> MATERIAL PROVIDED:
[Start]
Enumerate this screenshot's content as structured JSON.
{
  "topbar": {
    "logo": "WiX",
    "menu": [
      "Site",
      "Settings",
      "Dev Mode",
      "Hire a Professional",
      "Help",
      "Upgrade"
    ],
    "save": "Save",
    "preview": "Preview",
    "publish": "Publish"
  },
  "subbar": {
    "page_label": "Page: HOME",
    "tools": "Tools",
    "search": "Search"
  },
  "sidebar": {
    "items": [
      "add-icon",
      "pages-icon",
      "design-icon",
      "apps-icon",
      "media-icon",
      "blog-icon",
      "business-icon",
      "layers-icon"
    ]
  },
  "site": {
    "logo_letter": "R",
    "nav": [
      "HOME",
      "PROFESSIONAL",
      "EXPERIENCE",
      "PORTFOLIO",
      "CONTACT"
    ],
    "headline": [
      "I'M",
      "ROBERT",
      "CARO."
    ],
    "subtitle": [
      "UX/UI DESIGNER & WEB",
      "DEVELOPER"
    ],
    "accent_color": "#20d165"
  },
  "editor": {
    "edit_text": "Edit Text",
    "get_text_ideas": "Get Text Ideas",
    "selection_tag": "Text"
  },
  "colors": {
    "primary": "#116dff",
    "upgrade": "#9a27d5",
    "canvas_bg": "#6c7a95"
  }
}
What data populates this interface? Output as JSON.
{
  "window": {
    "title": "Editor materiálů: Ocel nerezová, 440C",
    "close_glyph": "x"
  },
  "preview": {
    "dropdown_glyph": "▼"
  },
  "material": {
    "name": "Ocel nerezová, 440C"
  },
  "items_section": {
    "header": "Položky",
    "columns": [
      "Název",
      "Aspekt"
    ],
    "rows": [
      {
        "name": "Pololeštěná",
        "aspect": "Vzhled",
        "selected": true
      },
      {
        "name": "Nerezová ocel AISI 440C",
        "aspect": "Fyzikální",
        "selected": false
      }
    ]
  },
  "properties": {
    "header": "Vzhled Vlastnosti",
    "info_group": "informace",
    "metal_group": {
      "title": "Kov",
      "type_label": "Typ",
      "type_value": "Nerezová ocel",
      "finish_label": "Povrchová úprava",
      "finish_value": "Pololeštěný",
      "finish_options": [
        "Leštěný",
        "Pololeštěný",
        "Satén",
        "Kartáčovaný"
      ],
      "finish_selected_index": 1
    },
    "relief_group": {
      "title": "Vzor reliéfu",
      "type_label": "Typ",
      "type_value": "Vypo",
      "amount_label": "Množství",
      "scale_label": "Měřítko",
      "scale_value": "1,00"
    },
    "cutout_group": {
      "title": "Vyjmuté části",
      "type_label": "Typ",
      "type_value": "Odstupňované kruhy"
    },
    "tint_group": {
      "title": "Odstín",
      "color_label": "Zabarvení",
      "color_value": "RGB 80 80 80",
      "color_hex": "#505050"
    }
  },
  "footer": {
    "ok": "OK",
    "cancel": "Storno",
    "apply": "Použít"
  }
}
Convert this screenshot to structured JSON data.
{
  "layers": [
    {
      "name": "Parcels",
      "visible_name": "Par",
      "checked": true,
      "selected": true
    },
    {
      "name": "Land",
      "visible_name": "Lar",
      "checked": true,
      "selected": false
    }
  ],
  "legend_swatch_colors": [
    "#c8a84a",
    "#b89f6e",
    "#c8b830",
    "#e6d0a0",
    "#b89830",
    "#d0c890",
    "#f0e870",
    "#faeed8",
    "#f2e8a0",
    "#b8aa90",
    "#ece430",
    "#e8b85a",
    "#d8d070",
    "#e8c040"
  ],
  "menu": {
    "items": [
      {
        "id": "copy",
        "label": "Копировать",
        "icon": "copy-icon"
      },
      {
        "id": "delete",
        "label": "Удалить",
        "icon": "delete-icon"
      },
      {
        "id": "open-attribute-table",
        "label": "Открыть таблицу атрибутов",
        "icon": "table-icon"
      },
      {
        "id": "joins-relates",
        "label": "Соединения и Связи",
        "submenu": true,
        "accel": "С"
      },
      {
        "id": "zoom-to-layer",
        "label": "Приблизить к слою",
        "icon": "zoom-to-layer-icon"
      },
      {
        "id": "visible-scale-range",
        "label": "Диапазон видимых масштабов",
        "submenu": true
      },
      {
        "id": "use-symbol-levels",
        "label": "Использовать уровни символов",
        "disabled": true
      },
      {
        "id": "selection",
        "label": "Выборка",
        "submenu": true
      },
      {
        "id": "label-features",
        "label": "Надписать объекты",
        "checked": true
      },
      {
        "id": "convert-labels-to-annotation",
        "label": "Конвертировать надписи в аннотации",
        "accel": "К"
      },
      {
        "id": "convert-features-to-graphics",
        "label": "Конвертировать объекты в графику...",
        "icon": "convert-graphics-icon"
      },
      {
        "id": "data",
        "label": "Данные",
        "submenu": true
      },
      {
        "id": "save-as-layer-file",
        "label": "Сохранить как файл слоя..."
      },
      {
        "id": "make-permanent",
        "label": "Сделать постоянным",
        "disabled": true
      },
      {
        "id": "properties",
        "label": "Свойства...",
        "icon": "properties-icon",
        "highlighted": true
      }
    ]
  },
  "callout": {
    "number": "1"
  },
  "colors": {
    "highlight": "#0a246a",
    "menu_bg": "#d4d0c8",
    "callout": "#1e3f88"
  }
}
[End]
Restate every line of the data word for word.

Enumerate this screenshot's content as structured JSON.
{
  "topbar": {
    "logo": "WiX",
    "menu": [
      "Site",
      "Settings",
      "Dev Mode",
      "Hire a Professional",
      "Help",
      "Upgrade"
    ],
    "save": "Save",
    "preview": "Preview",
    "publish": "Publish"
  },
  "subbar": {
    "page_label": "Page: HOME",
    "tools": "Tools",
    "search": "Search"
  },
  "sidebar": {
    "items": [
      "add-icon",
      "pages-icon",
      "design-icon",
      "apps-icon",
      "media-icon",
      "blog-icon",
      "business-icon",
      "layers-icon"
    ]
  },
  "site": {
    "logo_letter": "R",
    "nav": [
      "HOME",
      "PROFESSIONAL",
      "EXPERIENCE",
      "PORTFOLIO",
      "CONTACT"
    ],
    "headline": [
      "I'M",
      "ROBERT",
      "CARO."
    ],
    "subtitle": [
      "UX/UI DESIGNER & WEB",
      "DEVELOPER"
    ],
    "accent_color": "#20d165"
  },
  "editor": {
    "edit_text": "Edit Text",
    "get_text_ideas": "Get Text Ideas",
    "selection_tag": "Text"
  },
  "colors": {
    "primary": "#116dff",
    "upgrade": "#9a27d5",
    "canvas_bg": "#6c7a95"
  }
}
What data populates this interface? Output as JSON.
{
  "window": {
    "title": "Editor materiálů: Ocel nerezová, 440C",
    "close_glyph": "x"
  },
  "preview": {
    "dropdown_glyph": "▼"
  },
  "material": {
    "name": "Ocel nerezová, 440C"
  },
  "items_section": {
    "header": "Položky",
    "columns": [
      "Název",
      "Aspekt"
    ],
    "rows": [
      {
        "name": "Pololeštěná",
        "aspect": "Vzhled",
        "selected": true
      },
      {
        "name": "Nerezová ocel AISI 440C",
        "aspect": "Fyzikální",
        "selected": false
      }
    ]
  },
  "properties": {
    "header": "Vzhled Vlastnosti",
    "info_group": "informace",
    "metal_group": {
      "title": "Kov",
      "type_label": "Typ",
      "type_value": "Nerezová ocel",
      "finish_label": "Povrchová úprava",
      "finish_value": "Pololeštěný",
      "finish_options": [
        "Leštěný",
        "Pololeštěný",
        "Satén",
        "Kartáčovaný"
      ],
      "finish_selected_index": 1
    },
    "relief_group": {
      "title": "Vzor reliéfu",
      "type_label": "Typ",
      "type_value": "Vypo",
      "amount_label": "Množství",
      "scale_label": "Měřítko",
      "scale_value": "1,00"
    },
    "cutout_group": {
      "title": "Vyjmuté části",
      "type_label": "Typ",
      "type_value": "Odstupňované kruhy"
    },
    "tint_group": {
      "title": "Odstín",
      "color_label": "Zabarvení",
      "color_value": "RGB 80 80 80",
      "color_hex": "#505050"
    }
  },
  "footer": {
    "ok": "OK",
    "cancel": "Storno",
    "apply": "Použít"
  }
}
Convert this screenshot to structured JSON data.
{
  "layers": [
    {
      "name": "Parcels",
      "visible_name": "Par",
      "checked": true,
      "selected": true
    },
    {
      "name": "Land",
      "visible_name": "Lar",
      "checked": true,
      "selected": false
    }
  ],
  "legend_swatch_colors": [
    "#c8a84a",
    "#b89f6e",
    "#c8b830",
    "#e6d0a0",
    "#b89830",
    "#d0c890",
    "#f0e870",
    "#faeed8",
    "#f2e8a0",
    "#b8aa90",
    "#ece430",
    "#e8b85a",
    "#d8d070",
    "#e8c040"
  ],
  "menu": {
    "items": [
      {
        "id": "copy",
        "label": "Копировать",
        "icon": "copy-icon"
      },
      {
        "id": "delete",
        "label": "Удалить",
        "icon": "delete-icon"
      },
      {
        "id": "open-attribute-table",
        "label": "Открыть таблицу атрибутов",
        "icon": "table-icon"
      },
      {
        "id": "joins-relates",
        "label": "Соединения и Связи",
        "submenu": true,
        "accel": "С"
      },
      {
        "id": "zoom-to-layer",
        "label": "Приблизить к слою",
        "icon": "zoom-to-layer-icon"
      },
      {
        "id": "visible-scale-range",
        "label": "Диапазон видимых масштабов",
        "submenu": true
      },
      {
        "id": "use-symbol-levels",
        "label": "Использовать уровни символов",
        "disabled": true
      },
      {
        "id": "selection",
        "label": "Выборка",
        "submenu": true
      },
      {
        "id": "label-features",
        "label": "Надписать объекты",
        "checked": true
      },
      {
        "id": "convert-labels-to-annotation",
        "label": "Конвертировать надписи в аннотации",
        "accel": "К"
      },
      {
        "id": "convert-features-to-graphics",
        "label": "Конвертировать объекты в графику...",
        "icon": "convert-graphics-icon"
      },
      {
        "id": "data",
        "label": "Данные",
        "submenu": true
      },
      {
        "id": "save-as-layer-file",
        "label": "Сохранить как файл слоя..."
      },
      {
        "id": "make-permanent",
        "label": "Сделать постоянным",
        "disabled": true
      },
      {
        "id": "properties",
        "label": "Свойства...",
        "icon": "properties-icon",
        "highlighted": true
      }
    ]
  },
  "callout": {
    "number": "1"
  },
  "colors": {
    "highlight": "#0a246a",
    "menu_bg": "#d4d0c8",
    "callout": "#1e3f88"
  }
}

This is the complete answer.